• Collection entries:
----

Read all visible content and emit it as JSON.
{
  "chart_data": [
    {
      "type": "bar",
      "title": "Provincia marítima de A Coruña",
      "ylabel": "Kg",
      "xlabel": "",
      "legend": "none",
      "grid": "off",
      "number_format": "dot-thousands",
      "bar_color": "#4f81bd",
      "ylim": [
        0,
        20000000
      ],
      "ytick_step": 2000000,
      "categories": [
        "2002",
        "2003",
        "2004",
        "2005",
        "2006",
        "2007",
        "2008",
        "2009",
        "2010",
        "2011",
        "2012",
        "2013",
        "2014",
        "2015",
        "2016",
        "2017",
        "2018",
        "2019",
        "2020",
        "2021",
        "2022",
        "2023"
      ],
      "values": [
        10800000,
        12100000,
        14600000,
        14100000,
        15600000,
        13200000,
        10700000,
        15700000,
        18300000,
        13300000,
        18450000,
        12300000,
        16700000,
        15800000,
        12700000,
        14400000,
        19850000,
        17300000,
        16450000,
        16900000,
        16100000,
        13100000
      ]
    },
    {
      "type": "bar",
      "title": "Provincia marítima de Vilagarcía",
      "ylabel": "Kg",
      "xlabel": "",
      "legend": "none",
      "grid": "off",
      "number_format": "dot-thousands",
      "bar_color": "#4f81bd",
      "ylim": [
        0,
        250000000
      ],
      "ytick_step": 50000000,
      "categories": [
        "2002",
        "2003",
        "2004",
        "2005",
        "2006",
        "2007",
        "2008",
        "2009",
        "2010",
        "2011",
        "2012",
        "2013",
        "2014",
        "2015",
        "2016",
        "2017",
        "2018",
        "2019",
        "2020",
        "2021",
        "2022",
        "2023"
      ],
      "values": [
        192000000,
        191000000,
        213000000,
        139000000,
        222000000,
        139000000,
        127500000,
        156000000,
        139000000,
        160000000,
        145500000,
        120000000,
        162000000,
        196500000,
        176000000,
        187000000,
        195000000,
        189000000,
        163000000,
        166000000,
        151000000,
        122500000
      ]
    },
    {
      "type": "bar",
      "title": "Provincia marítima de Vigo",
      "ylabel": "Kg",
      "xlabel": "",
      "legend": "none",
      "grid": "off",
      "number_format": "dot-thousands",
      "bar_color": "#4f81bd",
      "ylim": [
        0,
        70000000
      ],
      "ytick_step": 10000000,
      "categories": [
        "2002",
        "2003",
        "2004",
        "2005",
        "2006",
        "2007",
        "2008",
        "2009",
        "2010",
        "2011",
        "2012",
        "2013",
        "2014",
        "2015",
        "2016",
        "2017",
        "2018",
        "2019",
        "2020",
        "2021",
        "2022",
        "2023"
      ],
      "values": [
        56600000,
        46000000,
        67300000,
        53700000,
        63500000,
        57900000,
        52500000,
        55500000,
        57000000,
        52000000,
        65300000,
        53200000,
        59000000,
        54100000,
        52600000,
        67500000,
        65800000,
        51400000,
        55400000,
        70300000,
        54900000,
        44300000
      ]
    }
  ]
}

----

• Problem details: Take the entries above and transcribe them in full.

• Exercise response:
Read all visible content and emit it as JSON.
{
  "chart_data": [
    {
      "type": "bar",
      "title": "Provincia marítima de A Coruña",
      "ylabel": "Kg",
      "xlabel": "",
      "legend": "none",
      "grid": "off",
      "number_format": "dot-thousands",
      "bar_color": "#4f81bd",
      "ylim": [
        0,
        20000000
      ],
      "ytick_step": 2000000,
      "categories": [
        "2002",
        "2003",
        "2004",
        "2005",
        "2006",
        "2007",
        "2008",
        "2009",
        "2010",
        "2011",
        "2012",
        "2013",
        "2014",
        "2015",
        "2016",
        "2017",
        "2018",
        "2019",
        "2020",
        "2021",
        "2022",
        "2023"
      ],
      "values": [
        10800000,
        12100000,
        14600000,
        14100000,
        15600000,
        13200000,
        10700000,
        15700000,
        18300000,
        13300000,
        18450000,
        12300000,
        16700000,
        15800000,
        12700000,
        14400000,
        19850000,
        17300000,
        16450000,
        16900000,
        16100000,
        13100000
      ]
    },
    {
      "type": "bar",
      "title": "Provincia marítima de Vilagarcía",
      "ylabel": "Kg",
      "xlabel": "",
      "legend": "none",
      "grid": "off",
      "number_format": "dot-thousands",
      "bar_color": "#4f81bd",
      "ylim": [
        0,
        250000000
      ],
      "ytick_step": 50000000,
      "categories": [
        "2002",
        "2003",
        "2004",
        "2005",
        "2006",
        "2007",
        "2008",
        "2009",
        "2010",
        "2011",
        "2012",
        "2013",
        "2014",
        "2015",
        "2016",
        "2017",
        "2018",
        "2019",
        "2020",
        "2021",
        "2022",
        "2023"
      ],
      "values": [
        192000000,
        191000000,
        213000000,
        139000000,
        222000000,
        139000000,
        127500000,
        156000000,
        139000000,
        160000000,
        145500000,
        120000000,
        162000000,
        196500000,
        176000000,
        187000000,
        195000000,
        189000000,
        163000000,
        166000000,
        151000000,
        122500000
      ]
    },
    {
      "type": "bar",
      "title": "Provincia marítima de Vigo",
      "ylabel": "Kg",
      "xlabel": "",
      "legend": "none",
      "grid": "off",
      "number_format": "dot-thousands",
      "bar_color": "#4f81bd",
      "ylim": [
        0,
        70000000
      ],
      "ytick_step": 10000000,
      "categories": [
        "2002",
        "2003",
        "2004",
        "2005",
        "2006",
        "2007",
        "2008",
        "2009",
        "2010",
        "2011",
        "2012",
        "2013",
        "2014",
        "2015",
        "2016",
        "2017",
        "2018",
        "2019",
        "2020",
        "2021",
        "2022",
        "2023"
      ],
      "values": [
        56600000,
        46000000,
        67300000,
        53700000,
        63500000,
        57900000,
        52500000,
        55500000,
        57000000,
        52000000,
        65300000,
        53200000,
        59000000,
        54100000,
        52600000,
        67500000,
        65800000,
        51400000,
        55400000,
        70300000,
        54900000,
        44300000
      ]
    }
  ]
}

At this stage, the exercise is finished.